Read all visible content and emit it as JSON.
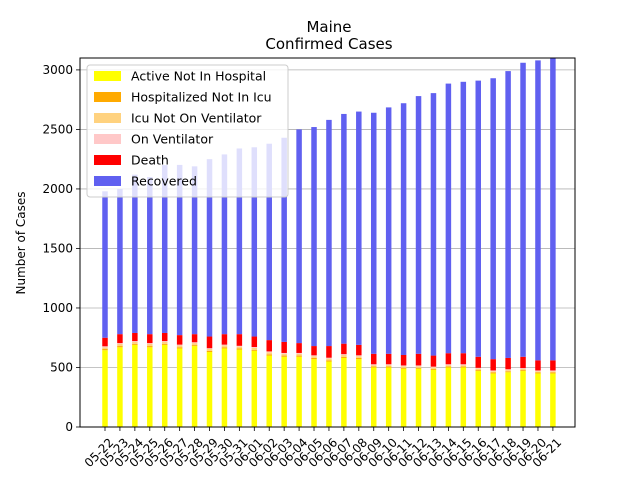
{
  "chart_data": {
    "type": "bar",
    "stacked": true,
    "title_line1": "Maine",
    "title_line2": "Confirmed Cases",
    "xlabel": "",
    "ylabel": "Number of Cases",
    "ylim": [
      0,
      3100
    ],
    "yticks": [
      0,
      500,
      1000,
      1500,
      2000,
      2500,
      3000
    ],
    "grid": "horizontal",
    "legend_position": "top-left",
    "categories": [
      "05-22",
      "05-23",
      "05-24",
      "05-25",
      "05-26",
      "05-27",
      "05-28",
      "05-29",
      "05-30",
      "05-31",
      "06-01",
      "06-02",
      "06-03",
      "06-04",
      "06-05",
      "06-06",
      "06-07",
      "06-08",
      "06-09",
      "06-10",
      "06-11",
      "06-12",
      "06-13",
      "06-14",
      "06-15",
      "06-16",
      "06-17",
      "06-18",
      "06-19",
      "06-20",
      "06-21"
    ],
    "series": [
      {
        "name": "Active Not In Hospital",
        "color": "#ffff00",
        "values": [
          645,
          670,
          690,
          670,
          690,
          660,
          680,
          630,
          660,
          650,
          640,
          600,
          590,
          590,
          570,
          550,
          580,
          570,
          500,
          500,
          490,
          490,
          480,
          500,
          500,
          470,
          450,
          460,
          470,
          450,
          450
        ]
      },
      {
        "name": "Hospitalized Not In Icu",
        "color": "#ffaa00",
        "values": [
          10,
          10,
          8,
          10,
          8,
          10,
          8,
          10,
          8,
          10,
          8,
          10,
          10,
          10,
          10,
          10,
          10,
          10,
          8,
          8,
          8,
          8,
          8,
          8,
          8,
          8,
          8,
          8,
          8,
          8,
          8
        ]
      },
      {
        "name": "Icu Not On Ventilator",
        "color": "#ffd27f",
        "values": [
          15,
          18,
          17,
          18,
          17,
          15,
          17,
          15,
          17,
          15,
          17,
          18,
          15,
          15,
          15,
          15,
          15,
          15,
          12,
          12,
          12,
          12,
          12,
          12,
          12,
          12,
          10,
          10,
          10,
          10,
          10
        ]
      },
      {
        "name": "On Ventilator",
        "color": "#ffc8c8",
        "values": [
          8,
          7,
          7,
          7,
          7,
          7,
          7,
          7,
          7,
          7,
          7,
          7,
          7,
          7,
          7,
          7,
          7,
          7,
          7,
          7,
          7,
          7,
          7,
          7,
          7,
          7,
          7,
          7,
          7,
          7,
          7
        ]
      },
      {
        "name": "Death",
        "color": "#ff0000",
        "values": [
          72,
          75,
          68,
          75,
          68,
          80,
          68,
          98,
          88,
          98,
          88,
          95,
          93,
          83,
          78,
          98,
          88,
          88,
          88,
          88,
          88,
          98,
          93,
          93,
          93,
          93,
          95,
          95,
          95,
          85,
          85
        ]
      },
      {
        "name": "Recovered",
        "color": "#6060f0",
        "values": [
          1230,
          1220,
          1330,
          1320,
          1410,
          1430,
          1410,
          1490,
          1510,
          1560,
          1590,
          1650,
          1715,
          1795,
          1840,
          1900,
          1930,
          1960,
          2025,
          2070,
          2115,
          2165,
          2205,
          2265,
          2280,
          2320,
          2360,
          2410,
          2470,
          2520,
          2540
        ]
      }
    ]
  }
}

·····

**INSTRUCTION**
Reproduce every record above exactly, but leave out the pictures.

**ANSWER TO THIS TASK**
Read all visible content and emit it as JSON.
{
  "chart_data": {
    "type": "bar",
    "stacked": true,
    "title_line1": "Maine",
    "title_line2": "Confirmed Cases",
    "xlabel": "",
    "ylabel": "Number of Cases",
    "ylim": [
      0,
      3100
    ],
    "yticks": [
      0,
      500,
      1000,
      1500,
      2000,
      2500,
      3000
    ],
    "grid": "horizontal",
    "legend_position": "top-left",
    "categories": [
      "05-22",
      "05-23",
      "05-24",
      "05-25",
      "05-26",
      "05-27",
      "05-28",
      "05-29",
      "05-30",
      "05-31",
      "06-01",
      "06-02",
      "06-03",
      "06-04",
      "06-05",
      "06-06",
      "06-07",
      "06-08",
      "06-09",
      "06-10",
      "06-11",
      "06-12",
      "06-13",
      "06-14",
      "06-15",
      "06-16",
      "06-17",
      "06-18",
      "06-19",
      "06-20",
      "06-21"
    ],
    "series": [
      {
        "name": "Active Not In Hospital",
        "color": "#ffff00",
        "values": [
          645,
          670,
          690,
          670,
          690,
          660,
          680,
          630,
          660,
          650,
          640,
          600,
          590,
          590,
          570,
          550,
          580,
          570,
          500,
          500,
          490,
          490,
          480,
          500,
          500,
          470,
          450,
          460,
          470,
          450,
          450
        ]
      },
      {
        "name": "Hospitalized Not In Icu",
        "color": "#ffaa00",
        "values": [
          10,
          10,
          8,
          10,
          8,
          10,
          8,
          10,
          8,
          10,
          8,
          10,
          10,
          10,
          10,
          10,
          10,
          10,
          8,
          8,
          8,
          8,
          8,
          8,
          8,
          8,
          8,
          8,
          8,
          8,
          8
        ]
      },
      {
        "name": "Icu Not On Ventilator",
        "color": "#ffd27f",
        "values": [
          15,
          18,
          17,
          18,
          17,
          15,
          17,
          15,
          17,
          15,
          17,
          18,
          15,
          15,
          15,
          15,
          15,
          15,
          12,
          12,
          12,
          12,
          12,
          12,
          12,
          12,
          10,
          10,
          10,
          10,
          10
        ]
      },
      {
        "name": "On Ventilator",
        "color": "#ffc8c8",
        "values": [
          8,
          7,
          7,
          7,
          7,
          7,
          7,
          7,
          7,
          7,
          7,
          7,
          7,
          7,
          7,
          7,
          7,
          7,
          7,
          7,
          7,
          7,
          7,
          7,
          7,
          7,
          7,
          7,
          7,
          7,
          7
        ]
      },
      {
        "name": "Death",
        "color": "#ff0000",
        "values": [
          72,
          75,
          68,
          75,
          68,
          80,
          68,
          98,
          88,
          98,
          88,
          95,
          93,
          83,
          78,
          98,
          88,
          88,
          88,
          88,
          88,
          98,
          93,
          93,
          93,
          93,
          95,
          95,
          95,
          85,
          85
        ]
      },
      {
        "name": "Recovered",
        "color": "#6060f0",
        "values": [
          1230,
          1220,
          1330,
          1320,
          1410,
          1430,
          1410,
          1490,
          1510,
          1560,
          1590,
          1650,
          1715,
          1795,
          1840,
          1900,
          1930,
          1960,
          2025,
          2070,
          2115,
          2165,
          2205,
          2265,
          2280,
          2320,
          2360,
          2410,
          2470,
          2520,
          2540
        ]
      }
    ]
  }
}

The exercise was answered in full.